━━ STORED RECORDS ━━

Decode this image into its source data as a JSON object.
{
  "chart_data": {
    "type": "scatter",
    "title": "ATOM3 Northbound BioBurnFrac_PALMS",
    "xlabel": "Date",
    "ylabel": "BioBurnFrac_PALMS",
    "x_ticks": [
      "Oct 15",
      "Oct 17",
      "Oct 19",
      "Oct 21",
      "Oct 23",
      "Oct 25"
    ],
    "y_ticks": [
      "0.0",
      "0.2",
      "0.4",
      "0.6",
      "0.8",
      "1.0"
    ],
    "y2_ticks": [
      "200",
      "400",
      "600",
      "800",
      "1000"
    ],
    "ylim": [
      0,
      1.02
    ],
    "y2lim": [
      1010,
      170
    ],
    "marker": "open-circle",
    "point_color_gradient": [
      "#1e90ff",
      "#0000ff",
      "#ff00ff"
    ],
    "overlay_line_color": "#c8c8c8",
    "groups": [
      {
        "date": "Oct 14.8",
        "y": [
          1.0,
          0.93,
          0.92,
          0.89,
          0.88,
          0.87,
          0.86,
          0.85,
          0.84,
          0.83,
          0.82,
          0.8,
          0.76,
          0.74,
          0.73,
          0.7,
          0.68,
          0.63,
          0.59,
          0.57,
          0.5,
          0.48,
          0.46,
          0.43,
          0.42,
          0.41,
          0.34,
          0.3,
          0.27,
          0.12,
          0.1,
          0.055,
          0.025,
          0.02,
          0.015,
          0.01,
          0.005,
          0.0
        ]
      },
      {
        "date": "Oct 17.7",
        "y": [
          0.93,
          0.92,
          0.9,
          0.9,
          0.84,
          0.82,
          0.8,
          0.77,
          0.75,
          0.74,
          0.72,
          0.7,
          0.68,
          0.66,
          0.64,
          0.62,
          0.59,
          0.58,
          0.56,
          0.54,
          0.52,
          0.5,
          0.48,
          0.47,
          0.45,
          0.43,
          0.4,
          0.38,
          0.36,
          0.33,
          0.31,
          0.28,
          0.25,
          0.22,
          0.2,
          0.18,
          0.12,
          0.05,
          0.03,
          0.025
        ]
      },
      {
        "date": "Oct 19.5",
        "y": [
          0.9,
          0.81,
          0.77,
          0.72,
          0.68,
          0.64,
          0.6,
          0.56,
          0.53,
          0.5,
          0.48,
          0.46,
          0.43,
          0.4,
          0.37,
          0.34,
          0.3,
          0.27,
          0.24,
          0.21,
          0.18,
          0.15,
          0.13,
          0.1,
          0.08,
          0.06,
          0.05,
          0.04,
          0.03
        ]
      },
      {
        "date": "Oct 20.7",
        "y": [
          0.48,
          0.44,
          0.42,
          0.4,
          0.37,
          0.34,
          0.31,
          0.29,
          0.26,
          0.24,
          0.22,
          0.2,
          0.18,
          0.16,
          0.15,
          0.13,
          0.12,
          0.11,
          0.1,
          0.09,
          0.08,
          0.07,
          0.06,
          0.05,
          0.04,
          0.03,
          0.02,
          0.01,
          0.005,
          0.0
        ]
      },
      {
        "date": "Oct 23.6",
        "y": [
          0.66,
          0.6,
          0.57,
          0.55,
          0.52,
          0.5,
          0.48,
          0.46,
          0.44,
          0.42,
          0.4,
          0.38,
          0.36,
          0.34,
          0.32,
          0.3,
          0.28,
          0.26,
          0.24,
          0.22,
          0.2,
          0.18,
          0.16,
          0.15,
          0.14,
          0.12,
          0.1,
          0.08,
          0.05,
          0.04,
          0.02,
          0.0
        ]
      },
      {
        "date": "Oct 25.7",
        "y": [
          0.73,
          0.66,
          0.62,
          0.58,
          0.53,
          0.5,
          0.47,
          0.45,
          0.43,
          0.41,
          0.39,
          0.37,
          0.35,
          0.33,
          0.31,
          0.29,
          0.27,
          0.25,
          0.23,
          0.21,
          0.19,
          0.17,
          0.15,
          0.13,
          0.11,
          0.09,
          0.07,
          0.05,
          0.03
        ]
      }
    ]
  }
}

━━━

### INSTRUCTIONS FOR THE TASK
Reproduce the data, keeping every line exactly the same.

### SOLUTION TO THIS TASK
Decode this image into its source data as a JSON object.
{
  "chart_data": {
    "type": "scatter",
    "title": "ATOM3 Northbound BioBurnFrac_PALMS",
    "xlabel": "Date",
    "ylabel": "BioBurnFrac_PALMS",
    "x_ticks": [
      "Oct 15",
      "Oct 17",
      "Oct 19",
      "Oct 21",
      "Oct 23",
      "Oct 25"
    ],
    "y_ticks": [
      "0.0",
      "0.2",
      "0.4",
      "0.6",
      "0.8",
      "1.0"
    ],
    "y2_ticks": [
      "200",
      "400",
      "600",
      "800",
      "1000"
    ],
    "ylim": [
      0,
      1.02
    ],
    "y2lim": [
      1010,
      170
    ],
    "marker": "open-circle",
    "point_color_gradient": [
      "#1e90ff",
      "#0000ff",
      "#ff00ff"
    ],
    "overlay_line_color": "#c8c8c8",
    "groups": [
      {
        "date": "Oct 14.8",
        "y": [
          1.0,
          0.93,
          0.92,
          0.89,
          0.88,
          0.87,
          0.86,
          0.85,
          0.84,
          0.83,
          0.82,
          0.8,
          0.76,
          0.74,
          0.73,
          0.7,
          0.68,
          0.63,
          0.59,
          0.57,
          0.5,
          0.48,
          0.46,
          0.43,
          0.42,
          0.41,
          0.34,
          0.3,
          0.27,
          0.12,
          0.1,
          0.055,
          0.025,
          0.02,
          0.015,
          0.01,
          0.005,
          0.0
        ]
      },
      {
        "date": "Oct 17.7",
        "y": [
          0.93,
          0.92,
          0.9,
          0.9,
          0.84,
          0.82,
          0.8,
          0.77,
          0.75,
          0.74,
          0.72,
          0.7,
          0.68,
          0.66,
          0.64,
          0.62,
          0.59,
          0.58,
          0.56,
          0.54,
          0.52,
          0.5,
          0.48,
          0.47,
          0.45,
          0.43,
          0.4,
          0.38,
          0.36,
          0.33,
          0.31,
          0.28,
          0.25,
          0.22,
          0.2,
          0.18,
          0.12,
          0.05,
          0.03,
          0.025
        ]
      },
      {
        "date": "Oct 19.5",
        "y": [
          0.9,
          0.81,
          0.77,
          0.72,
          0.68,
          0.64,
          0.6,
          0.56,
          0.53,
          0.5,
          0.48,
          0.46,
          0.43,
          0.4,
          0.37,
          0.34,
          0.3,
          0.27,
          0.24,
          0.21,
          0.18,
          0.15,
          0.13,
          0.1,
          0.08,
          0.06,
          0.05,
          0.04,
          0.03
        ]
      },
      {
        "date": "Oct 20.7",
        "y": [
          0.48,
          0.44,
          0.42,
          0.4,
          0.37,
          0.34,
          0.31,
          0.29,
          0.26,
          0.24,
          0.22,
          0.2,
          0.18,
          0.16,
          0.15,
          0.13,
          0.12,
          0.11,
          0.1,
          0.09,
          0.08,
          0.07,
          0.06,
          0.05,
          0.04,
          0.03,
          0.02,
          0.01,
          0.005,
          0.0
        ]
      },
      {
        "date": "Oct 23.6",
        "y": [
          0.66,
          0.6,
          0.57,
          0.55,
          0.52,
          0.5,
          0.48,
          0.46,
          0.44,
          0.42,
          0.4,
          0.38,
          0.36,
          0.34,
          0.32,
          0.3,
          0.28,
          0.26,
          0.24,
          0.22,
          0.2,
          0.18,
          0.16,
          0.15,
          0.14,
          0.12,
          0.1,
          0.08,
          0.05,
          0.04,
          0.02,
          0.0
        ]
      },
      {
        "date": "Oct 25.7",
        "y": [
          0.73,
          0.66,
          0.62,
          0.58,
          0.53,
          0.5,
          0.47,
          0.45,
          0.43,
          0.41,
          0.39,
          0.37,
          0.35,
          0.33,
          0.31,
          0.29,
          0.27,
          0.25,
          0.23,
          0.21,
          0.19,
          0.17,
          0.15,
          0.13,
          0.11,
          0.09,
          0.07,
          0.05,
          0.03
        ]
      }
    ]
  }
}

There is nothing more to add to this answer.